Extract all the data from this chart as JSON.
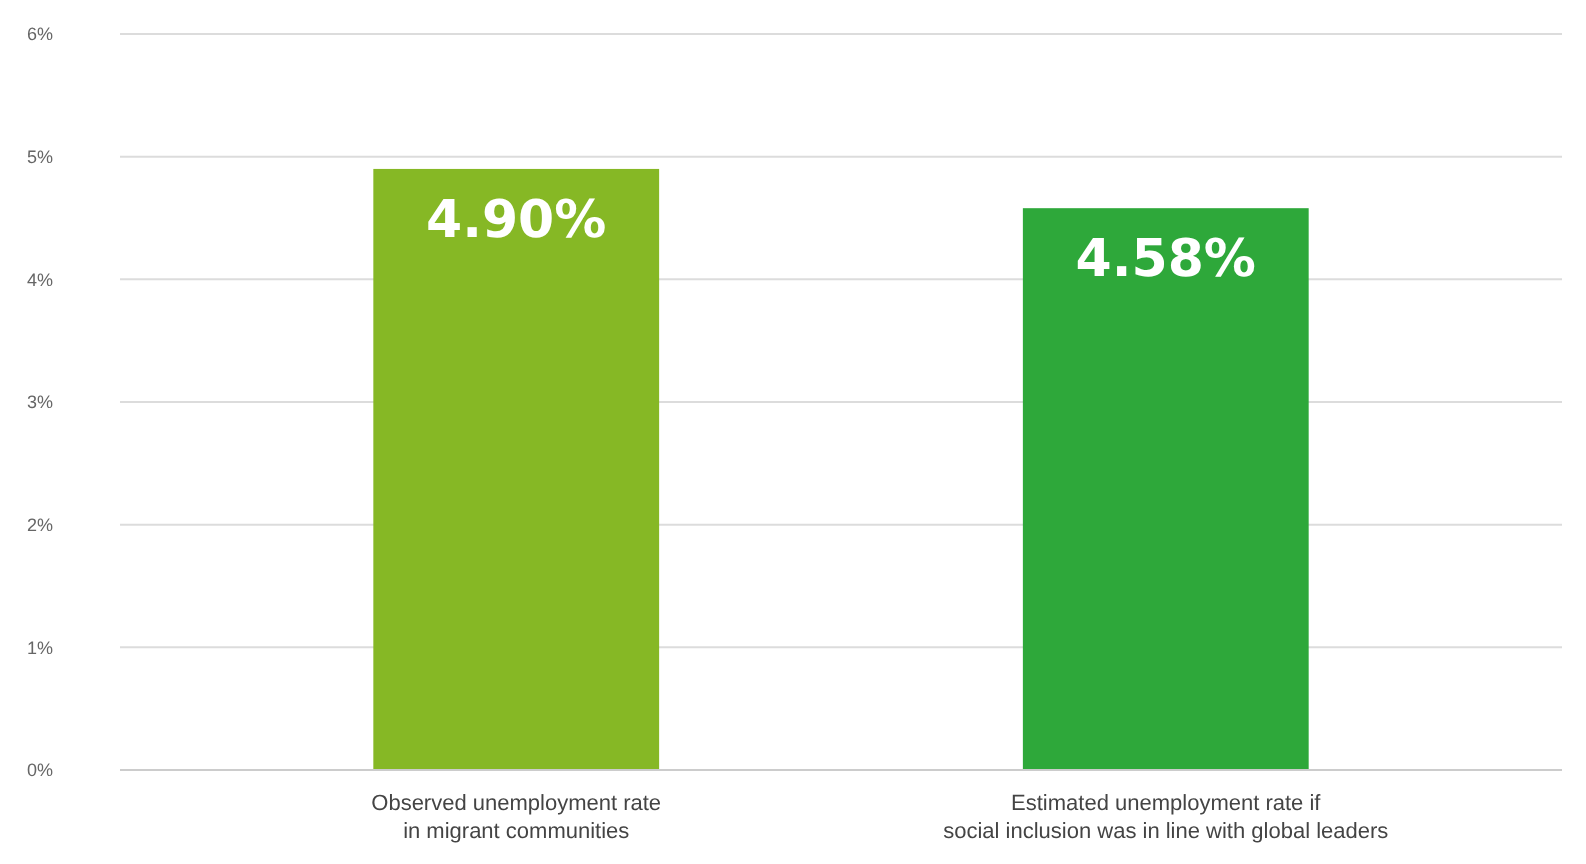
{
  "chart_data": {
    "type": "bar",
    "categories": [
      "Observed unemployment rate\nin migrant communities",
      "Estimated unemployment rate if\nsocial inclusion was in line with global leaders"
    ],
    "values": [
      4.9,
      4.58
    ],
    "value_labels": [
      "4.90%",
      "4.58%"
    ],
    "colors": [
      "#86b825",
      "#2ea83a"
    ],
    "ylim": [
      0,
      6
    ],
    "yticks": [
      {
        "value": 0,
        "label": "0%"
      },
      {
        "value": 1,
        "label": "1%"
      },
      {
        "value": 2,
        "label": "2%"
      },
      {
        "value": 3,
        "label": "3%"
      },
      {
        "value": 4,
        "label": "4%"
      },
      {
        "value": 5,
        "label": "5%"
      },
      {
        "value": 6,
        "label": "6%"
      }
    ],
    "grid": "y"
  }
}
++++++++++
▸ SET TASK
Print every record above exactly as written, leaving out the pictures.

▸ RESULT
Extract all the data from this chart as JSON.
{
  "chart_data": {
    "type": "bar",
    "categories": [
      "Observed unemployment rate\nin migrant communities",
      "Estimated unemployment rate if\nsocial inclusion was in line with global leaders"
    ],
    "values": [
      4.9,
      4.58
    ],
    "value_labels": [
      "4.90%",
      "4.58%"
    ],
    "colors": [
      "#86b825",
      "#2ea83a"
    ],
    "ylim": [
      0,
      6
    ],
    "yticks": [
      {
        "value": 0,
        "label": "0%"
      },
      {
        "value": 1,
        "label": "1%"
      },
      {
        "value": 2,
        "label": "2%"
      },
      {
        "value": 3,
        "label": "3%"
      },
      {
        "value": 4,
        "label": "4%"
      },
      {
        "value": 5,
        "label": "5%"
      },
      {
        "value": 6,
        "label": "6%"
      }
    ],
    "grid": "y"
  }
}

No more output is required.